WHAT THE TASK ASKS. Your answer should be a single number: the count of lines containing the string "Alignment".

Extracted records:
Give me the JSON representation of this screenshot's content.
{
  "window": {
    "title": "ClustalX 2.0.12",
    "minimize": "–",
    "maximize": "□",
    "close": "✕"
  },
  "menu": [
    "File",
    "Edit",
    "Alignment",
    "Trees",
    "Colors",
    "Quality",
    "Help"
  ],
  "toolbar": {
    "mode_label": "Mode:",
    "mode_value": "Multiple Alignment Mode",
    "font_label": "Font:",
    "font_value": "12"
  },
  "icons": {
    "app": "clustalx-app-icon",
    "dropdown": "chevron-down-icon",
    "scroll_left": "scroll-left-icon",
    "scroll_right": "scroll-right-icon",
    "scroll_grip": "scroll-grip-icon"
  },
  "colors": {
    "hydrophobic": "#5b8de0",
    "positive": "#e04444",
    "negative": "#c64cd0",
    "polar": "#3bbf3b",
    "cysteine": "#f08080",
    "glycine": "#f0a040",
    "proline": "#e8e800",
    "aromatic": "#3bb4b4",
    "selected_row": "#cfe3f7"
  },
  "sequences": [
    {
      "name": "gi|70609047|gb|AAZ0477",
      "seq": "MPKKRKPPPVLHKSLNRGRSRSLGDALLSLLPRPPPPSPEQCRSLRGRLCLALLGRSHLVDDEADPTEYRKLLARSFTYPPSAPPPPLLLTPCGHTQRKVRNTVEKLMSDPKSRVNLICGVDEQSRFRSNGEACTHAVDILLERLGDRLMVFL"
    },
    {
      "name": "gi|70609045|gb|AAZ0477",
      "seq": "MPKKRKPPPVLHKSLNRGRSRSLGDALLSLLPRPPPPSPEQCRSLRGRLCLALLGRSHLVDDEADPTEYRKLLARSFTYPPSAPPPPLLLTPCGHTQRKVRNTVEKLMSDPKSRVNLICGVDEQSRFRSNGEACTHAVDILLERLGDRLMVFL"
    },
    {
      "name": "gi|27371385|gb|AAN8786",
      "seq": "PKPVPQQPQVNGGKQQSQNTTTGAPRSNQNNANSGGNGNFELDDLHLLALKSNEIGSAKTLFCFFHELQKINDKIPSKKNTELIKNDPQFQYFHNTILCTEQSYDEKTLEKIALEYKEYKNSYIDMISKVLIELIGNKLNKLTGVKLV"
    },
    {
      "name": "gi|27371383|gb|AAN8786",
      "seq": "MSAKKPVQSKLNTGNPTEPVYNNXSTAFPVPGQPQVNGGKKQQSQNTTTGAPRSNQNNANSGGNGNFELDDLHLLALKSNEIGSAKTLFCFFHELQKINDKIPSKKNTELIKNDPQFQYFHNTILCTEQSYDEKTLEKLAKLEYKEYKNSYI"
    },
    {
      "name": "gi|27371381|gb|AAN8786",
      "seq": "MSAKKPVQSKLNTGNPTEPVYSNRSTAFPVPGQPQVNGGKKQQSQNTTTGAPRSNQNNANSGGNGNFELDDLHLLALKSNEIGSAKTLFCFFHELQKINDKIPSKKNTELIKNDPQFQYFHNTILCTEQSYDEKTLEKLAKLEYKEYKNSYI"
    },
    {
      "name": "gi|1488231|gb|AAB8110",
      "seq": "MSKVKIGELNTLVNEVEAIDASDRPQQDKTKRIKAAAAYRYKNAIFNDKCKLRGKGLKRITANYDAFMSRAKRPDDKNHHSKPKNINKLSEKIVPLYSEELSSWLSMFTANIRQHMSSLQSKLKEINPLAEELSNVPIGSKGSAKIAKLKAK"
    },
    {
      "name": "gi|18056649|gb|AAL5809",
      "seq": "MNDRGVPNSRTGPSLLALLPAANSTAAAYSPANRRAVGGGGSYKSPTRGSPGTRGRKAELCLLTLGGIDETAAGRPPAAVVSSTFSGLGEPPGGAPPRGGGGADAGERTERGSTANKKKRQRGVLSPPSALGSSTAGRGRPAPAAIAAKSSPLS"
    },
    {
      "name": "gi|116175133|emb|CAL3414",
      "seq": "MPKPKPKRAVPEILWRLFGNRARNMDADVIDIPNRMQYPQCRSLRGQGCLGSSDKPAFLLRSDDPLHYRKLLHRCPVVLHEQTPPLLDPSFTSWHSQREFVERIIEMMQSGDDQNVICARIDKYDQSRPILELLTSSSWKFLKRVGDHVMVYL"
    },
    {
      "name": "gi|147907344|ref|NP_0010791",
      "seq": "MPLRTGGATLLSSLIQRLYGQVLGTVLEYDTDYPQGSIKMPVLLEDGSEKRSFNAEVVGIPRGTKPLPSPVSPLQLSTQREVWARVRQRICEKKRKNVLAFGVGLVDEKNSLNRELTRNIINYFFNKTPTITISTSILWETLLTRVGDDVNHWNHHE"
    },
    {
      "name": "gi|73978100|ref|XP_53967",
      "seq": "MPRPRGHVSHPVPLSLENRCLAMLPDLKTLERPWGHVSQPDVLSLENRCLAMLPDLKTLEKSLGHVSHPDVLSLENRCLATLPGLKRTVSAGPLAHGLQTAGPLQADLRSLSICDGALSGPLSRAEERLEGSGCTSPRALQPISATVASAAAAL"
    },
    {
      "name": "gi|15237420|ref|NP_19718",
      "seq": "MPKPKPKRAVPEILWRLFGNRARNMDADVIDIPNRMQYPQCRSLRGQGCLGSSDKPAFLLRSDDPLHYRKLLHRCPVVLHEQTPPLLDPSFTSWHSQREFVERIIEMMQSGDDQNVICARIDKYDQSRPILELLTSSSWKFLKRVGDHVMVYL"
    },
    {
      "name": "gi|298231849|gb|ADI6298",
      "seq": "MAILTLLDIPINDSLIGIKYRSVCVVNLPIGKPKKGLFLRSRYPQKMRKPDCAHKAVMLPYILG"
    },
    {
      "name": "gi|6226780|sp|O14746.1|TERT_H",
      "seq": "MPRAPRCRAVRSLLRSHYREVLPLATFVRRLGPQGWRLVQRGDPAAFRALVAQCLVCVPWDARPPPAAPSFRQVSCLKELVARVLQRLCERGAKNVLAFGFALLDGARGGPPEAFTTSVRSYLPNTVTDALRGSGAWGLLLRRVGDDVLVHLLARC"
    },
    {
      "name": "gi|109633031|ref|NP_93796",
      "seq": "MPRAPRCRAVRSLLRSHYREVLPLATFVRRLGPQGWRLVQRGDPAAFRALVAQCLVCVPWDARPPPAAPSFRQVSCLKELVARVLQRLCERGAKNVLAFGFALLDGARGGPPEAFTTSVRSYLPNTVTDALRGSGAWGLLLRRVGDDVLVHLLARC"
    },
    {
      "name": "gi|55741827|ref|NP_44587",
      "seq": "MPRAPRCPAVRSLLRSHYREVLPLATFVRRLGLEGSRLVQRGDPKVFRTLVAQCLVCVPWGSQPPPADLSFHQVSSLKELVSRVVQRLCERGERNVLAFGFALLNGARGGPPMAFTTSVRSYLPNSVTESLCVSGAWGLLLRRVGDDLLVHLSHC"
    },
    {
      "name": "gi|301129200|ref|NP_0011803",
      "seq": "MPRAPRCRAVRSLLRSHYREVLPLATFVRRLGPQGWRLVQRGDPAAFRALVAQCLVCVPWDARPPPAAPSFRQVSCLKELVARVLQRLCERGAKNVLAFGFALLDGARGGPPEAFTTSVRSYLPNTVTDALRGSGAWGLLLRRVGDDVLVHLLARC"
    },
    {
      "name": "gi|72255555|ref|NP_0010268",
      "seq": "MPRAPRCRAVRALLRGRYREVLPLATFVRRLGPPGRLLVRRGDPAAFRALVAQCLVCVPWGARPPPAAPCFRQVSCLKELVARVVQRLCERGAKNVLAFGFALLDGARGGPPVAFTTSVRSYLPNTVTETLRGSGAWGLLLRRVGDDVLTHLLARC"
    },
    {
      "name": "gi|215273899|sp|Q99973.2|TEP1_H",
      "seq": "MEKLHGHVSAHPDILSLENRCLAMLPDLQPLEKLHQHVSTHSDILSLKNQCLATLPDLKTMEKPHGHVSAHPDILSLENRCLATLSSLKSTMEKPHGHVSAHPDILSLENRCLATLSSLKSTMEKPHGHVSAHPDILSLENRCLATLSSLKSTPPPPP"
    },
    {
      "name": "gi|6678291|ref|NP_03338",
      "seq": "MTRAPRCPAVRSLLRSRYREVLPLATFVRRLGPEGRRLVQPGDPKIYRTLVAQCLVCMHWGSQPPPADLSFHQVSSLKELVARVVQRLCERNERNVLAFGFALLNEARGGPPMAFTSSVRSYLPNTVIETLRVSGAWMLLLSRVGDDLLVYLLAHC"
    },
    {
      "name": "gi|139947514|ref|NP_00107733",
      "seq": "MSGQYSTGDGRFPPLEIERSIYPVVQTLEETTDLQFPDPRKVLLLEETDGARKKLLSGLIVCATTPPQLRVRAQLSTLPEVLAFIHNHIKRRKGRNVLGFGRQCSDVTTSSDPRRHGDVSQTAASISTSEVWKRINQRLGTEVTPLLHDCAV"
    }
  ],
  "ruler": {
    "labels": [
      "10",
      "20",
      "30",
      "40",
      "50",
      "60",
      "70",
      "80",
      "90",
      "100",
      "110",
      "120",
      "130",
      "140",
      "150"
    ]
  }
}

OUTPUT FOR THIS TASK. 2